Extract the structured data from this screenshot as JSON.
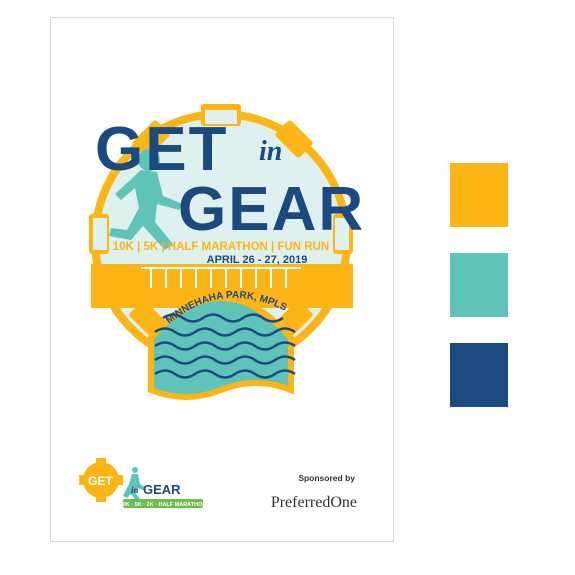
{
  "poster": {
    "title_line1": "GET",
    "title_in": "in",
    "title_line2": "GEAR",
    "events_line": "10K | 5K | HALF MARATHON | FUN RUN",
    "date_line": "APRIL 26 - 27, 2019",
    "location_line": "MINNEHAHA PARK, MPLS"
  },
  "footer": {
    "logo_get": "GET",
    "logo_in": "in",
    "logo_gear": "GEAR",
    "logo_tagline": "10K · 5K · 2K · HALF MARATHON",
    "sponsored_by": "Sponsored by",
    "sponsor_name": "PreferredOne"
  },
  "palette": {
    "colors": [
      "#FDB515",
      "#5EC4B9",
      "#1B4A80"
    ],
    "names": [
      "gold",
      "teal",
      "navy"
    ]
  }
}
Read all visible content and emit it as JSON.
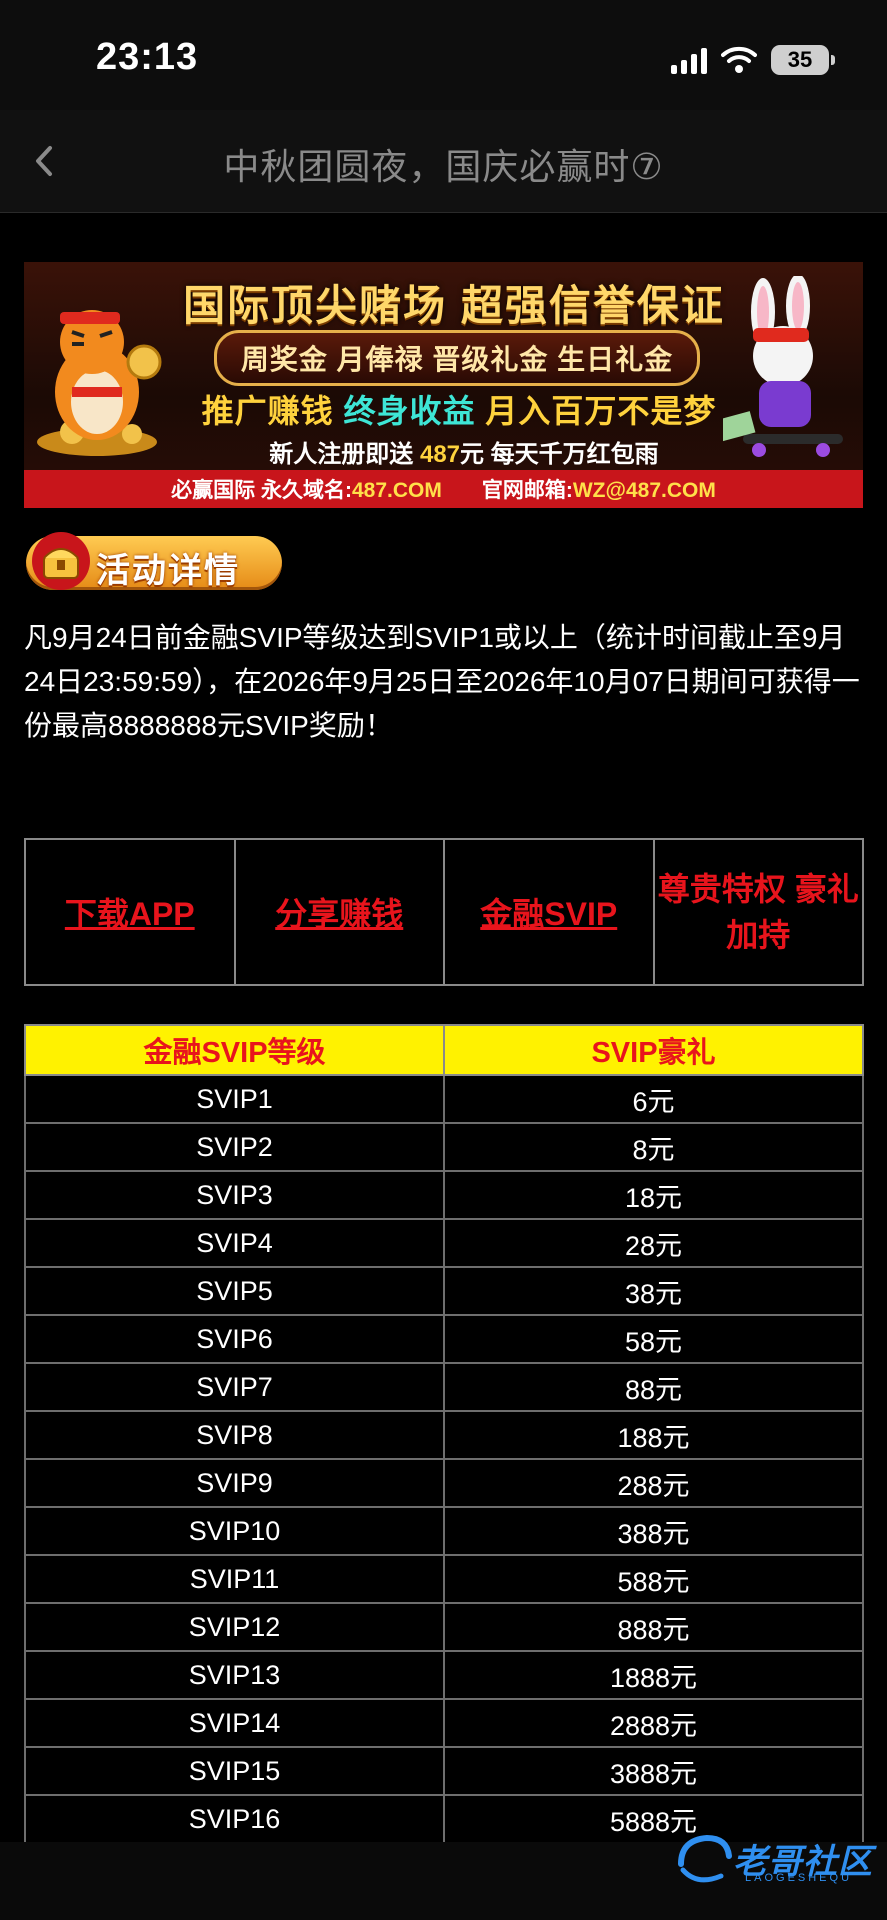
{
  "status_bar": {
    "time": "23:13",
    "battery": "35"
  },
  "nav": {
    "title": "中秋团圆夜，国庆必赢时⑦"
  },
  "banner": {
    "headline": "国际顶尖赌场 超强信誉保证",
    "benefits": "周奖金 月俸禄 晋级礼金 生日礼金",
    "slogan_a": "推广赚钱",
    "slogan_b": "终身收益",
    "slogan_c": "月入百万不是梦",
    "promo_prefix": "新人注册即送",
    "promo_amount": "487",
    "promo_suffix": "元 每天千万红包雨",
    "footer_label_1": "必赢国际 永久域名:",
    "footer_value_1": "487.COM",
    "footer_label_2": "官网邮箱:",
    "footer_value_2": "WZ@487.COM"
  },
  "section": {
    "badge": "活动详情"
  },
  "description": "凡9月24日前金融SVIP等级达到SVIP1或以上（统计时间截止至9月24日23:59:59），在2026年9月25日至2026年10月07日期间可获得一份最高8888888元SVIP奖励！",
  "links": {
    "download": "下载APP",
    "share": "分享赚钱",
    "finance": "金融SVIP",
    "privilege": "尊贵特权 豪礼加持"
  },
  "vip_table": {
    "headers": [
      "金融SVIP等级",
      "SVIP豪礼"
    ],
    "rows": [
      [
        "SVIP1",
        "6元"
      ],
      [
        "SVIP2",
        "8元"
      ],
      [
        "SVIP3",
        "18元"
      ],
      [
        "SVIP4",
        "28元"
      ],
      [
        "SVIP5",
        "38元"
      ],
      [
        "SVIP6",
        "58元"
      ],
      [
        "SVIP7",
        "88元"
      ],
      [
        "SVIP8",
        "188元"
      ],
      [
        "SVIP9",
        "288元"
      ],
      [
        "SVIP10",
        "388元"
      ],
      [
        "SVIP11",
        "588元"
      ],
      [
        "SVIP12",
        "888元"
      ],
      [
        "SVIP13",
        "1888元"
      ],
      [
        "SVIP14",
        "2888元"
      ],
      [
        "SVIP15",
        "3888元"
      ],
      [
        "SVIP16",
        "5888元"
      ]
    ]
  },
  "watermark": {
    "text": "老哥社区",
    "sub": "LAOGESHEQU"
  },
  "colors": {
    "background": "#000000",
    "link_red": "#e8141c",
    "header_yellow": "#fff200",
    "banner_footer_red": "#c8151b"
  }
}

* **Exercise prompt**
Transcribe every entry word for word, but skip the pictures.

* **Response to this exercise**
Extract the structured data from this screenshot as JSON.
{
  "poster": {
    "title_line1": "GET",
    "title_in": "in",
    "title_line2": "GEAR",
    "events_line": "10K | 5K | HALF MARATHON | FUN RUN",
    "date_line": "APRIL 26 - 27, 2019",
    "location_line": "MINNEHAHA PARK, MPLS"
  },
  "footer": {
    "logo_get": "GET",
    "logo_in": "in",
    "logo_gear": "GEAR",
    "logo_tagline": "10K · 5K · 2K · HALF MARATHON",
    "sponsored_by": "Sponsored by",
    "sponsor_name": "PreferredOne"
  },
  "palette": {
    "colors": [
      "#FDB515",
      "#5EC4B9",
      "#1B4A80"
    ],
    "names": [
      "gold",
      "teal",
      "navy"
    ]
  }
}
Read all visible content and emit it as JSON.
{
  "status_bar": {
    "time": "23:13",
    "battery": "35"
  },
  "nav": {
    "title": "中秋团圆夜，国庆必赢时⑦"
  },
  "banner": {
    "headline": "国际顶尖赌场 超强信誉保证",
    "benefits": "周奖金 月俸禄 晋级礼金 生日礼金",
    "slogan_a": "推广赚钱",
    "slogan_b": "终身收益",
    "slogan_c": "月入百万不是梦",
    "promo_prefix": "新人注册即送",
    "promo_amount": "487",
    "promo_suffix": "元 每天千万红包雨",
    "footer_label_1": "必赢国际 永久域名:",
    "footer_value_1": "487.COM",
    "footer_label_2": "官网邮箱:",
    "footer_value_2": "WZ@487.COM"
  },
  "section": {
    "badge": "活动详情"
  },
  "description": "凡9月24日前金融SVIP等级达到SVIP1或以上（统计时间截止至9月24日23:59:59），在2026年9月25日至2026年10月07日期间可获得一份最高8888888元SVIP奖励！",
  "links": {
    "download": "下载APP",
    "share": "分享赚钱",
    "finance": "金融SVIP",
    "privilege": "尊贵特权 豪礼加持"
  },
  "vip_table": {
    "headers": [
      "金融SVIP等级",
      "SVIP豪礼"
    ],
    "rows": [
      [
        "SVIP1",
        "6元"
      ],
      [
        "SVIP2",
        "8元"
      ],
      [
        "SVIP3",
        "18元"
      ],
      [
        "SVIP4",
        "28元"
      ],
      [
        "SVIP5",
        "38元"
      ],
      [
        "SVIP6",
        "58元"
      ],
      [
        "SVIP7",
        "88元"
      ],
      [
        "SVIP8",
        "188元"
      ],
      [
        "SVIP9",
        "288元"
      ],
      [
        "SVIP10",
        "388元"
      ],
      [
        "SVIP11",
        "588元"
      ],
      [
        "SVIP12",
        "888元"
      ],
      [
        "SVIP13",
        "1888元"
      ],
      [
        "SVIP14",
        "2888元"
      ],
      [
        "SVIP15",
        "3888元"
      ],
      [
        "SVIP16",
        "5888元"
      ]
    ]
  },
  "watermark": {
    "text": "老哥社区",
    "sub": "LAOGESHEQU"
  },
  "colors": {
    "background": "#000000",
    "link_red": "#e8141c",
    "header_yellow": "#fff200",
    "banner_footer_red": "#c8151b"
  }
}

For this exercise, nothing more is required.